SHORT PROBLEM: Could you write out every entry exactly as it stands?
═════ SOURCE MATERIAL ═════
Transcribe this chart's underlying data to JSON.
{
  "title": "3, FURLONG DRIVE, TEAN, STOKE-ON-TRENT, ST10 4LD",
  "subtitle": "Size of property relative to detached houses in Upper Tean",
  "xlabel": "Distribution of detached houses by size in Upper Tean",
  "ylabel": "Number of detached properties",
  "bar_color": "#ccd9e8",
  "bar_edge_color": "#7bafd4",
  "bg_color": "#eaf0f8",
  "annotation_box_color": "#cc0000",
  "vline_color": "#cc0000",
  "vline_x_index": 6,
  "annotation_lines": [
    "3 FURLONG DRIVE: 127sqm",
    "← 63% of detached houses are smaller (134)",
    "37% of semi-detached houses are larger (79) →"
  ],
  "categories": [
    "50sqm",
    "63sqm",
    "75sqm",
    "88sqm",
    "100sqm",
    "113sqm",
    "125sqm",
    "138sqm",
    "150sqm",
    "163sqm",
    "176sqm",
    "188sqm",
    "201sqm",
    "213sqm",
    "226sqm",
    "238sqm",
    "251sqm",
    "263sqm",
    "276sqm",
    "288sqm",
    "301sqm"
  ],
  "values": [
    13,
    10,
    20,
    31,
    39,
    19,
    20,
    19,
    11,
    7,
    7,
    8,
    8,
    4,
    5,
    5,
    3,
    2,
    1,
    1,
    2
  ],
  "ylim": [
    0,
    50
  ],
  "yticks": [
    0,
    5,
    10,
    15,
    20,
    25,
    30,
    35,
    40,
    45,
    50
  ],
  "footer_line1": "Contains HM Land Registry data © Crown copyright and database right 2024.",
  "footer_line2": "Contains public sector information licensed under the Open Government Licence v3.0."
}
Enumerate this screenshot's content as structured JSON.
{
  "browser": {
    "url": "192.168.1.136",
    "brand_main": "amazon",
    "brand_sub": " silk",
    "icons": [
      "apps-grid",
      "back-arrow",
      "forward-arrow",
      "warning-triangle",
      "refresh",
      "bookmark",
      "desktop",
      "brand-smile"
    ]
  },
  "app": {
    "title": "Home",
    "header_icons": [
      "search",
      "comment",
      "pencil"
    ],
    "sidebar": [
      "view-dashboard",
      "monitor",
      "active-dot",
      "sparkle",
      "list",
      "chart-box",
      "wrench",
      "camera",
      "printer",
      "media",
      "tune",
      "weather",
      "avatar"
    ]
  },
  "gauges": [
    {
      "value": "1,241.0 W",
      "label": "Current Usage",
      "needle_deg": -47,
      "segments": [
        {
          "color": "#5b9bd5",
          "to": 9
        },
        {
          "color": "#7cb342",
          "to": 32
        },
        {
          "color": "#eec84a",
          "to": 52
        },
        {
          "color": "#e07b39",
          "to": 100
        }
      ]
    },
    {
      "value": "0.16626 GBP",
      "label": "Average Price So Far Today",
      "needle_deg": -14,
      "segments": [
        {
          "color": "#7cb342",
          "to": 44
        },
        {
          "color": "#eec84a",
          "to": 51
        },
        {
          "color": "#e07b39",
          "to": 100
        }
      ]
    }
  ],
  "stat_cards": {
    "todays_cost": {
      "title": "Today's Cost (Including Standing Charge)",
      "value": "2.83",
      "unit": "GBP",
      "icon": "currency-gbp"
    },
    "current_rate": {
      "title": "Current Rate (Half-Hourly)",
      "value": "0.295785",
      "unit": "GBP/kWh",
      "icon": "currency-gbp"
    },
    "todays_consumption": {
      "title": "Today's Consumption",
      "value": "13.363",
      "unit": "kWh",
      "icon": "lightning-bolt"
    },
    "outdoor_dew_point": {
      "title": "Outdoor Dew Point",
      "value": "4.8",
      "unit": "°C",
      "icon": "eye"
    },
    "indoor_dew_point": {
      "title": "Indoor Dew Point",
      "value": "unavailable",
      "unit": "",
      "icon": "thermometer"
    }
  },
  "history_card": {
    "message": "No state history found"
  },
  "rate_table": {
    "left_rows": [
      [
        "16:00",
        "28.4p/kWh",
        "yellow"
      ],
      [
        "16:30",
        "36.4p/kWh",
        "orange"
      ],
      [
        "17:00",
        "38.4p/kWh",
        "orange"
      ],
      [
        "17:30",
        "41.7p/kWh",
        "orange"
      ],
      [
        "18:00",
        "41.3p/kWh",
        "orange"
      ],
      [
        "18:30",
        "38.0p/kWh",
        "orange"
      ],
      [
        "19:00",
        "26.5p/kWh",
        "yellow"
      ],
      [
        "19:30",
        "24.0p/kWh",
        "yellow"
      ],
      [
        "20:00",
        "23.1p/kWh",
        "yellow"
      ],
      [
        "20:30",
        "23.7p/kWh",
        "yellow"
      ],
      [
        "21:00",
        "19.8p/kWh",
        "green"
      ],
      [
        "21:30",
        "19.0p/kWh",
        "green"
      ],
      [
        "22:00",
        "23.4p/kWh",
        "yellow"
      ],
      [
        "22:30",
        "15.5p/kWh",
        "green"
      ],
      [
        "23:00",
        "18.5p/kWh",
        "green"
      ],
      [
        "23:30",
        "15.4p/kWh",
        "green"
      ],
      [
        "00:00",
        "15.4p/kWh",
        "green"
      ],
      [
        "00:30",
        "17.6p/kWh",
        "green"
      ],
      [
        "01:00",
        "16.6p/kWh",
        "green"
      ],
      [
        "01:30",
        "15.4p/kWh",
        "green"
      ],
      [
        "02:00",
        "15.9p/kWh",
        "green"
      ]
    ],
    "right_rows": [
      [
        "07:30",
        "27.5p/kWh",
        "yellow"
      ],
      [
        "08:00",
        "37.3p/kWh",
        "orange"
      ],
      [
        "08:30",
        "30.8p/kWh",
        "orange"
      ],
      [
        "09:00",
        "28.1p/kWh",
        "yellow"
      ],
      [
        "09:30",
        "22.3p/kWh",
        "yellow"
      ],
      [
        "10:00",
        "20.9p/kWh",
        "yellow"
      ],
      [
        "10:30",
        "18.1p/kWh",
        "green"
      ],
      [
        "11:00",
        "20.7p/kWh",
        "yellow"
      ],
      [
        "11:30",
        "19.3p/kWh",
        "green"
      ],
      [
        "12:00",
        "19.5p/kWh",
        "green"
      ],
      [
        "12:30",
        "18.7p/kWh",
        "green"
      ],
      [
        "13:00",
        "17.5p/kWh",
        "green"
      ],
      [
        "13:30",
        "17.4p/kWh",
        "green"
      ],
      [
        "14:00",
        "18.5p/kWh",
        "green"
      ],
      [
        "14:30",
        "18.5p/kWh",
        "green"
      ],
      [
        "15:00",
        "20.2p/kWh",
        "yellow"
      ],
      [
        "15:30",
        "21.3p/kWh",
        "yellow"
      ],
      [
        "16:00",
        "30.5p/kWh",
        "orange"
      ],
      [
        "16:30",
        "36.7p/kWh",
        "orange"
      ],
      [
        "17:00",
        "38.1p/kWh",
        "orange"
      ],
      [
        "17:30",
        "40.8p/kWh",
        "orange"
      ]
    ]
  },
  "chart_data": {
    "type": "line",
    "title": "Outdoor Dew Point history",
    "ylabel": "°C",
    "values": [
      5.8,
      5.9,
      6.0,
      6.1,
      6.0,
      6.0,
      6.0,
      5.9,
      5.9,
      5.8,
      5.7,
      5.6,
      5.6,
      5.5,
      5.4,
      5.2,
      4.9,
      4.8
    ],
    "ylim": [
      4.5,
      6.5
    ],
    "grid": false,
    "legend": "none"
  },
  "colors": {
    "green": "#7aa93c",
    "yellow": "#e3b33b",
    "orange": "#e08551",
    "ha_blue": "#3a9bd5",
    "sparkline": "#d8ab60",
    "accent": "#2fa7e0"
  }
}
═════
SOLUTION TO THE PROBLEM:
Transcribe this chart's underlying data to JSON.
{
  "title": "3, FURLONG DRIVE, TEAN, STOKE-ON-TRENT, ST10 4LD",
  "subtitle": "Size of property relative to detached houses in Upper Tean",
  "xlabel": "Distribution of detached houses by size in Upper Tean",
  "ylabel": "Number of detached properties",
  "bar_color": "#ccd9e8",
  "bar_edge_color": "#7bafd4",
  "bg_color": "#eaf0f8",
  "annotation_box_color": "#cc0000",
  "vline_color": "#cc0000",
  "vline_x_index": 6,
  "annotation_lines": [
    "3 FURLONG DRIVE: 127sqm",
    "← 63% of detached houses are smaller (134)",
    "37% of semi-detached houses are larger (79) →"
  ],
  "categories": [
    "50sqm",
    "63sqm",
    "75sqm",
    "88sqm",
    "100sqm",
    "113sqm",
    "125sqm",
    "138sqm",
    "150sqm",
    "163sqm",
    "176sqm",
    "188sqm",
    "201sqm",
    "213sqm",
    "226sqm",
    "238sqm",
    "251sqm",
    "263sqm",
    "276sqm",
    "288sqm",
    "301sqm"
  ],
  "values": [
    13,
    10,
    20,
    31,
    39,
    19,
    20,
    19,
    11,
    7,
    7,
    8,
    8,
    4,
    5,
    5,
    3,
    2,
    1,
    1,
    2
  ],
  "ylim": [
    0,
    50
  ],
  "yticks": [
    0,
    5,
    10,
    15,
    20,
    25,
    30,
    35,
    40,
    45,
    50
  ],
  "footer_line1": "Contains HM Land Registry data © Crown copyright and database right 2024.",
  "footer_line2": "Contains public sector information licensed under the Open Government Licence v3.0."
}
Enumerate this screenshot's content as structured JSON.
{
  "browser": {
    "url": "192.168.1.136",
    "brand_main": "amazon",
    "brand_sub": " silk",
    "icons": [
      "apps-grid",
      "back-arrow",
      "forward-arrow",
      "warning-triangle",
      "refresh",
      "bookmark",
      "desktop",
      "brand-smile"
    ]
  },
  "app": {
    "title": "Home",
    "header_icons": [
      "search",
      "comment",
      "pencil"
    ],
    "sidebar": [
      "view-dashboard",
      "monitor",
      "active-dot",
      "sparkle",
      "list",
      "chart-box",
      "wrench",
      "camera",
      "printer",
      "media",
      "tune",
      "weather",
      "avatar"
    ]
  },
  "gauges": [
    {
      "value": "1,241.0 W",
      "label": "Current Usage",
      "needle_deg": -47,
      "segments": [
        {
          "color": "#5b9bd5",
          "to": 9
        },
        {
          "color": "#7cb342",
          "to": 32
        },
        {
          "color": "#eec84a",
          "to": 52
        },
        {
          "color": "#e07b39",
          "to": 100
        }
      ]
    },
    {
      "value": "0.16626 GBP",
      "label": "Average Price So Far Today",
      "needle_deg": -14,
      "segments": [
        {
          "color": "#7cb342",
          "to": 44
        },
        {
          "color": "#eec84a",
          "to": 51
        },
        {
          "color": "#e07b39",
          "to": 100
        }
      ]
    }
  ],
  "stat_cards": {
    "todays_cost": {
      "title": "Today's Cost (Including Standing Charge)",
      "value": "2.83",
      "unit": "GBP",
      "icon": "currency-gbp"
    },
    "current_rate": {
      "title": "Current Rate (Half-Hourly)",
      "value": "0.295785",
      "unit": "GBP/kWh",
      "icon": "currency-gbp"
    },
    "todays_consumption": {
      "title": "Today's Consumption",
      "value": "13.363",
      "unit": "kWh",
      "icon": "lightning-bolt"
    },
    "outdoor_dew_point": {
      "title": "Outdoor Dew Point",
      "value": "4.8",
      "unit": "°C",
      "icon": "eye"
    },
    "indoor_dew_point": {
      "title": "Indoor Dew Point",
      "value": "unavailable",
      "unit": "",
      "icon": "thermometer"
    }
  },
  "history_card": {
    "message": "No state history found"
  },
  "rate_table": {
    "left_rows": [
      [
        "16:00",
        "28.4p/kWh",
        "yellow"
      ],
      [
        "16:30",
        "36.4p/kWh",
        "orange"
      ],
      [
        "17:00",
        "38.4p/kWh",
        "orange"
      ],
      [
        "17:30",
        "41.7p/kWh",
        "orange"
      ],
      [
        "18:00",
        "41.3p/kWh",
        "orange"
      ],
      [
        "18:30",
        "38.0p/kWh",
        "orange"
      ],
      [
        "19:00",
        "26.5p/kWh",
        "yellow"
      ],
      [
        "19:30",
        "24.0p/kWh",
        "yellow"
      ],
      [
        "20:00",
        "23.1p/kWh",
        "yellow"
      ],
      [
        "20:30",
        "23.7p/kWh",
        "yellow"
      ],
      [
        "21:00",
        "19.8p/kWh",
        "green"
      ],
      [
        "21:30",
        "19.0p/kWh",
        "green"
      ],
      [
        "22:00",
        "23.4p/kWh",
        "yellow"
      ],
      [
        "22:30",
        "15.5p/kWh",
        "green"
      ],
      [
        "23:00",
        "18.5p/kWh",
        "green"
      ],
      [
        "23:30",
        "15.4p/kWh",
        "green"
      ],
      [
        "00:00",
        "15.4p/kWh",
        "green"
      ],
      [
        "00:30",
        "17.6p/kWh",
        "green"
      ],
      [
        "01:00",
        "16.6p/kWh",
        "green"
      ],
      [
        "01:30",
        "15.4p/kWh",
        "green"
      ],
      [
        "02:00",
        "15.9p/kWh",
        "green"
      ]
    ],
    "right_rows": [
      [
        "07:30",
        "27.5p/kWh",
        "yellow"
      ],
      [
        "08:00",
        "37.3p/kWh",
        "orange"
      ],
      [
        "08:30",
        "30.8p/kWh",
        "orange"
      ],
      [
        "09:00",
        "28.1p/kWh",
        "yellow"
      ],
      [
        "09:30",
        "22.3p/kWh",
        "yellow"
      ],
      [
        "10:00",
        "20.9p/kWh",
        "yellow"
      ],
      [
        "10:30",
        "18.1p/kWh",
        "green"
      ],
      [
        "11:00",
        "20.7p/kWh",
        "yellow"
      ],
      [
        "11:30",
        "19.3p/kWh",
        "green"
      ],
      [
        "12:00",
        "19.5p/kWh",
        "green"
      ],
      [
        "12:30",
        "18.7p/kWh",
        "green"
      ],
      [
        "13:00",
        "17.5p/kWh",
        "green"
      ],
      [
        "13:30",
        "17.4p/kWh",
        "green"
      ],
      [
        "14:00",
        "18.5p/kWh",
        "green"
      ],
      [
        "14:30",
        "18.5p/kWh",
        "green"
      ],
      [
        "15:00",
        "20.2p/kWh",
        "yellow"
      ],
      [
        "15:30",
        "21.3p/kWh",
        "yellow"
      ],
      [
        "16:00",
        "30.5p/kWh",
        "orange"
      ],
      [
        "16:30",
        "36.7p/kWh",
        "orange"
      ],
      [
        "17:00",
        "38.1p/kWh",
        "orange"
      ],
      [
        "17:30",
        "40.8p/kWh",
        "orange"
      ]
    ]
  },
  "chart_data": {
    "type": "line",
    "title": "Outdoor Dew Point history",
    "ylabel": "°C",
    "values": [
      5.8,
      5.9,
      6.0,
      6.1,
      6.0,
      6.0,
      6.0,
      5.9,
      5.9,
      5.8,
      5.7,
      5.6,
      5.6,
      5.5,
      5.4,
      5.2,
      4.9,
      4.8
    ],
    "ylim": [
      4.5,
      6.5
    ],
    "grid": false,
    "legend": "none"
  },
  "colors": {
    "green": "#7aa93c",
    "yellow": "#e3b33b",
    "orange": "#e08551",
    "ha_blue": "#3a9bd5",
    "sparkline": "#d8ab60",
    "accent": "#2fa7e0"
  }
}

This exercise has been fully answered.